GIVEN EXERCISE: Count how many lines hold the word "Time" and give that number as the whole answer.

_ _ _ _

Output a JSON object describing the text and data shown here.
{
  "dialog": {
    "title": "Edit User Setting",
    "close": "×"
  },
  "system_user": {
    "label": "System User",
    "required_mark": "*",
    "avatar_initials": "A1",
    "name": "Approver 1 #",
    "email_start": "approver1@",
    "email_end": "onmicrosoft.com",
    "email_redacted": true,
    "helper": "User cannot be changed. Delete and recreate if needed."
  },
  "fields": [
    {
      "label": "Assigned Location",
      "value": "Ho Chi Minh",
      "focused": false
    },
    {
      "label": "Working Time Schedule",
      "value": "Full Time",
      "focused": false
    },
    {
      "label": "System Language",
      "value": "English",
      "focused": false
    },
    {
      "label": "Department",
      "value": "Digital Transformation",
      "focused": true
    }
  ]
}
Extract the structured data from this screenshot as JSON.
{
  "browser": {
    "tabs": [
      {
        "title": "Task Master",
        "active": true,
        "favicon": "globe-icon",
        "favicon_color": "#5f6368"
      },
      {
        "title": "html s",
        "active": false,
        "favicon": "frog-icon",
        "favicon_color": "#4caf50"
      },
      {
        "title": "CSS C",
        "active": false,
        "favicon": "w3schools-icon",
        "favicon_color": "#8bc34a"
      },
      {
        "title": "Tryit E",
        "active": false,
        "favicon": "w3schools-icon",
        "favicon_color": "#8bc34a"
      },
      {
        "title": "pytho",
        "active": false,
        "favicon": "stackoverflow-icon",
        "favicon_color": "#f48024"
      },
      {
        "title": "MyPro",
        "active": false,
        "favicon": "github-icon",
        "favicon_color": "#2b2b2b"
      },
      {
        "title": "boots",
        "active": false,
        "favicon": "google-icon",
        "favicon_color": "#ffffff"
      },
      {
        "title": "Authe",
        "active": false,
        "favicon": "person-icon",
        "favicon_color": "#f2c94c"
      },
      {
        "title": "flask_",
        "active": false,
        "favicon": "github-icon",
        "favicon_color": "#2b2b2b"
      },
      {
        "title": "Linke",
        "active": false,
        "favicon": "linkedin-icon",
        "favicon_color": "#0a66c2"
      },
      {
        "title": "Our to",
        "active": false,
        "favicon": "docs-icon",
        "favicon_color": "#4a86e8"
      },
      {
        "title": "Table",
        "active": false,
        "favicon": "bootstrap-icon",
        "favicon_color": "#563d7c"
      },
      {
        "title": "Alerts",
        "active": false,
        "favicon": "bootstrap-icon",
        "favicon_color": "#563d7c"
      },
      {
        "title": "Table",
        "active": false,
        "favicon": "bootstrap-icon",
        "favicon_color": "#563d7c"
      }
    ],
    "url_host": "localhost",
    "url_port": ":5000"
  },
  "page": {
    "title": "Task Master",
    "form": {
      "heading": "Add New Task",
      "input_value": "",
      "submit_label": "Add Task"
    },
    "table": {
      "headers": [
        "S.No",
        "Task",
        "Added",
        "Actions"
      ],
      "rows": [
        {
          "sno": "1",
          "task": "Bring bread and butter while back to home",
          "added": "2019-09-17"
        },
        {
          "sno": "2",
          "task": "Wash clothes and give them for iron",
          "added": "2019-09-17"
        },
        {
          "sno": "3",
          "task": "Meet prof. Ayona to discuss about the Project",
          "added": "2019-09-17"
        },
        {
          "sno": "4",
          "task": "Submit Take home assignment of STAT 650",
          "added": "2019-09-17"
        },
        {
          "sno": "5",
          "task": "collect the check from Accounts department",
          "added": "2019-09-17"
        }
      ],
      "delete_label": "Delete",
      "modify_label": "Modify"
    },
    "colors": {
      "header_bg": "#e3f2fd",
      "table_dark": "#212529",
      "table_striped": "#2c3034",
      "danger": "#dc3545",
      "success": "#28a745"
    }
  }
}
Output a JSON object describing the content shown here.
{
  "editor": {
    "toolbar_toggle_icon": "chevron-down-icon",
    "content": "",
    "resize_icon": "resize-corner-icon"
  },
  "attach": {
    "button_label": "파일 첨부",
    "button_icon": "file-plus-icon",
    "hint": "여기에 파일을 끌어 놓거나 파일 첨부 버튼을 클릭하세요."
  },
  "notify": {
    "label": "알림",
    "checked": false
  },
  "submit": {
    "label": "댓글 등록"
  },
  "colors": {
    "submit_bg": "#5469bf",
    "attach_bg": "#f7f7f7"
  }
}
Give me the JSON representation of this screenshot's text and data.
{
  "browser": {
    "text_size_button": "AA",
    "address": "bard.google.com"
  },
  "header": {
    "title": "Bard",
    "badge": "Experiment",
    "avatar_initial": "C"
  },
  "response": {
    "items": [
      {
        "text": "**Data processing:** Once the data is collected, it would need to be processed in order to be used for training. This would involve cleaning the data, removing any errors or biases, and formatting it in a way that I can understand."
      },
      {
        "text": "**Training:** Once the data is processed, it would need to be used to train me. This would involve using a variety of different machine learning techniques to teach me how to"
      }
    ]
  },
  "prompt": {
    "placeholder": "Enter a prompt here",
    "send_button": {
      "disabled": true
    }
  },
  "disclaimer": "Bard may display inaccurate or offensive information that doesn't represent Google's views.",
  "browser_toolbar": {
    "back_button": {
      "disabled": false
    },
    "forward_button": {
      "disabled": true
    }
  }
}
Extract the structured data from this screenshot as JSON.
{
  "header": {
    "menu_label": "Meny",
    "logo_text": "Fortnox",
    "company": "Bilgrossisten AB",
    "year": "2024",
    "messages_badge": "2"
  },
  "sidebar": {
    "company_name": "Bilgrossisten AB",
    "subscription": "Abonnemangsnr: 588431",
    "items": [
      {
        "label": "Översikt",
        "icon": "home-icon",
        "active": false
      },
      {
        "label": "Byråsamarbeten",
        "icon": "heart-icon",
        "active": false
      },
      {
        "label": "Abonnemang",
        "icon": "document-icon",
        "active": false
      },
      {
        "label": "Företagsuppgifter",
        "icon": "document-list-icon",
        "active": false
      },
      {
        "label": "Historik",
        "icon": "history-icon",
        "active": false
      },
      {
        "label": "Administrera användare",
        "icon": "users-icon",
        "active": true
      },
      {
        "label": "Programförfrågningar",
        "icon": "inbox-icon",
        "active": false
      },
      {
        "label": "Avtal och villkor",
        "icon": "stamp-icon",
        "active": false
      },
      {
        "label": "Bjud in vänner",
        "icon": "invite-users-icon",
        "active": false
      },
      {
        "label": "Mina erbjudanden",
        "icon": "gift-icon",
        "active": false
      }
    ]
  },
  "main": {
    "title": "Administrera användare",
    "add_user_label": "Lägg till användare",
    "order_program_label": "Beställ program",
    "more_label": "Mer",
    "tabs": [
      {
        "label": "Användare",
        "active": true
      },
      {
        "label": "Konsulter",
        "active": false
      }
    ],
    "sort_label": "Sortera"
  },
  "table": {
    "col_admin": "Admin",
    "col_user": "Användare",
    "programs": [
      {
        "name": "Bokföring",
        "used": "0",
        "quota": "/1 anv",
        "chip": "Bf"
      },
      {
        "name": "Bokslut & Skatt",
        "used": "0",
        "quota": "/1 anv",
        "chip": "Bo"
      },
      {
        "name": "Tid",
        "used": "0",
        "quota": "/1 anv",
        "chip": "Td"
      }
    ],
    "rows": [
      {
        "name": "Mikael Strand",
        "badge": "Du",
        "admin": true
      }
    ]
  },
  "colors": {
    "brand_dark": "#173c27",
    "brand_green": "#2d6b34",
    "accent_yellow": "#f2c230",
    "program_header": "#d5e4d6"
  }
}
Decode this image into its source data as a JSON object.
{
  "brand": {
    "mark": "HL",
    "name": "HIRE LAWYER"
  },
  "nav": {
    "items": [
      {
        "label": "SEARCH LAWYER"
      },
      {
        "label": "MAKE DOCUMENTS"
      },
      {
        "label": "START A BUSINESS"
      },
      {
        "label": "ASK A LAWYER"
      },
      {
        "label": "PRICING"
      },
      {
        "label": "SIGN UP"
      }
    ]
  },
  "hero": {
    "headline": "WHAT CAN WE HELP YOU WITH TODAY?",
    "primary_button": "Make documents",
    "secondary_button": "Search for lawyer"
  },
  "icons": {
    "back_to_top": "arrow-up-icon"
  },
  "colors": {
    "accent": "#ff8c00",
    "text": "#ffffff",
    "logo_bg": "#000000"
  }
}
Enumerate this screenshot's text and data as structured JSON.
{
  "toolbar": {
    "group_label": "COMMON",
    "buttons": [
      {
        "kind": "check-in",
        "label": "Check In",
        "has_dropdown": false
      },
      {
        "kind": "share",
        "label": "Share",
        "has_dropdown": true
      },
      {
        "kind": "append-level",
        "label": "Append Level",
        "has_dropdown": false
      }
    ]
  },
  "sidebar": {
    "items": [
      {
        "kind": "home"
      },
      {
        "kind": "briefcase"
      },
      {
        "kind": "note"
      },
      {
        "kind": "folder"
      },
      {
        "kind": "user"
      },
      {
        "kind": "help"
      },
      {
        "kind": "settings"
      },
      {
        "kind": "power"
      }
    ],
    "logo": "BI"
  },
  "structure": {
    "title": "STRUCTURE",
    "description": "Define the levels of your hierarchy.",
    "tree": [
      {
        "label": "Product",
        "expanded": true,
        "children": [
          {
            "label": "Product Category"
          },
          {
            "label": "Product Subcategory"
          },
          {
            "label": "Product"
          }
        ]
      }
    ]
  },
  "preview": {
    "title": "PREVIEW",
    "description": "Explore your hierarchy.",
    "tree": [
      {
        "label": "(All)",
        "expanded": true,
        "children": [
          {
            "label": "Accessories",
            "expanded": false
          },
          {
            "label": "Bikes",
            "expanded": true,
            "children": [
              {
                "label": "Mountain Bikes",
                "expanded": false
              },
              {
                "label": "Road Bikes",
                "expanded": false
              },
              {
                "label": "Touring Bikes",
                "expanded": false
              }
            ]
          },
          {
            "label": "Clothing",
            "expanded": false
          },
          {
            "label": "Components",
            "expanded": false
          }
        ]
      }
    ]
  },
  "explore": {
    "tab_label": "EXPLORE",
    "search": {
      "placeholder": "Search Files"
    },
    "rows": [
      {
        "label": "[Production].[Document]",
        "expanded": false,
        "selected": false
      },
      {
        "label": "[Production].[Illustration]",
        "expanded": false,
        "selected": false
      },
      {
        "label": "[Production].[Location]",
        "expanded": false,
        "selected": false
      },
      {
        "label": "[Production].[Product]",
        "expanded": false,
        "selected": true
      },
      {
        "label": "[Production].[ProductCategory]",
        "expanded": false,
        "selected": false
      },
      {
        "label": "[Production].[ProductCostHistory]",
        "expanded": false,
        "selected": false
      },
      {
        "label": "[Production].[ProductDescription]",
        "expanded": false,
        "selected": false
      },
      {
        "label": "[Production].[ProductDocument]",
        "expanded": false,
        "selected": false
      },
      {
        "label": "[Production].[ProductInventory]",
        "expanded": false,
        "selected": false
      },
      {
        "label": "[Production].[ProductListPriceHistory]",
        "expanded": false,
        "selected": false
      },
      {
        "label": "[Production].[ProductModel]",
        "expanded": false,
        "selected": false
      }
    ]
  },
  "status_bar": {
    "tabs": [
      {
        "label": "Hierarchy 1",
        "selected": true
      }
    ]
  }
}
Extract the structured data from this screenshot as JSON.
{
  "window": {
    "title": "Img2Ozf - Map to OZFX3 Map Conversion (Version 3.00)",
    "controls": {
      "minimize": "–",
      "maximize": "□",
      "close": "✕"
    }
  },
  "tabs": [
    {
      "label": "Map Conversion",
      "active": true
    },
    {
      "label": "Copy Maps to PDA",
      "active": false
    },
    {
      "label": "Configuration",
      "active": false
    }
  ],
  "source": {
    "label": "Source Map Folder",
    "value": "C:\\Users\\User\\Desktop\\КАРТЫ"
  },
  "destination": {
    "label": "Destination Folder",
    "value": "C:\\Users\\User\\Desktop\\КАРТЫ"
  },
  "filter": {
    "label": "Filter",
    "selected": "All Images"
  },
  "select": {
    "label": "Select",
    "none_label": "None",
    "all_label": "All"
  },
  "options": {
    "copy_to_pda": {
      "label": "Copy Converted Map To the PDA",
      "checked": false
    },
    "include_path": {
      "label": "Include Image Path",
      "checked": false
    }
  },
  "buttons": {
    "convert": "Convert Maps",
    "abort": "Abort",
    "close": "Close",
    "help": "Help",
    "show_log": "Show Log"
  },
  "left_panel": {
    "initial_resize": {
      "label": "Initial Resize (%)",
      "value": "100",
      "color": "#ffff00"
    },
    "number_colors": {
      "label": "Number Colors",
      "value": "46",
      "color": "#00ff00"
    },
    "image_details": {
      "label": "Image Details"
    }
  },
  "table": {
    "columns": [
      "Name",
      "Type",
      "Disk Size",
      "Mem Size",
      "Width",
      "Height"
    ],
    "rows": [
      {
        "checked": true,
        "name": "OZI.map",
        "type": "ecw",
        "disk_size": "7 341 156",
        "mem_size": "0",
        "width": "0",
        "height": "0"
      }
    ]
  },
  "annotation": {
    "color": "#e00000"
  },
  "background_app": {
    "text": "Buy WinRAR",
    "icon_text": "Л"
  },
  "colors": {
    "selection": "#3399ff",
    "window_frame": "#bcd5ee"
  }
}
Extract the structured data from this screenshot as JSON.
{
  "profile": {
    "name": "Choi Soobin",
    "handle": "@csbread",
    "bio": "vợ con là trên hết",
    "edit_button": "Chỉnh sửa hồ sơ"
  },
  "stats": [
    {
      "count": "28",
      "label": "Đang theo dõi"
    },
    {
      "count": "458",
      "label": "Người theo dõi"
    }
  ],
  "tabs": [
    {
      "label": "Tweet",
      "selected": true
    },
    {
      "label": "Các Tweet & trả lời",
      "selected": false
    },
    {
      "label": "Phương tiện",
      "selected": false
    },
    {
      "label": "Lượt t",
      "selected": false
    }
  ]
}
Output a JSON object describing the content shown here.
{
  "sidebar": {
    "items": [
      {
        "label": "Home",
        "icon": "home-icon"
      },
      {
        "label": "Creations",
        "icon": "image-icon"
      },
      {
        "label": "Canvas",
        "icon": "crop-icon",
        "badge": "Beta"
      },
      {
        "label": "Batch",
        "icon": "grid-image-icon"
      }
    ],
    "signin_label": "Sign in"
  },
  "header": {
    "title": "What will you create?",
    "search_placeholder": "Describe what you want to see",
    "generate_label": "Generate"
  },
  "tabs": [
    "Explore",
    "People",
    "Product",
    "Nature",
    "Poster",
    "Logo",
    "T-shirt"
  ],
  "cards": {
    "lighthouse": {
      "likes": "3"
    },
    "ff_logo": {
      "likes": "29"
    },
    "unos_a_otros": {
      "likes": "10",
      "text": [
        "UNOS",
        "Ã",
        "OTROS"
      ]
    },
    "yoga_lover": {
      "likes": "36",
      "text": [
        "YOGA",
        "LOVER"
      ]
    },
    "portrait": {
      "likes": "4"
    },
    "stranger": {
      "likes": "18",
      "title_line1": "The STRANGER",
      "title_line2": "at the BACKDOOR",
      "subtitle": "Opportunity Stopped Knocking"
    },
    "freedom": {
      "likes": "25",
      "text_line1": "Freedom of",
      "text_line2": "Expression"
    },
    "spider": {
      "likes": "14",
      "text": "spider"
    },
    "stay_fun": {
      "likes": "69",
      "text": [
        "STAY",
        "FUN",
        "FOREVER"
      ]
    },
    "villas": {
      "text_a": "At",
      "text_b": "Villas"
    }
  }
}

_ _ _ _

TASK OUTPUT: 2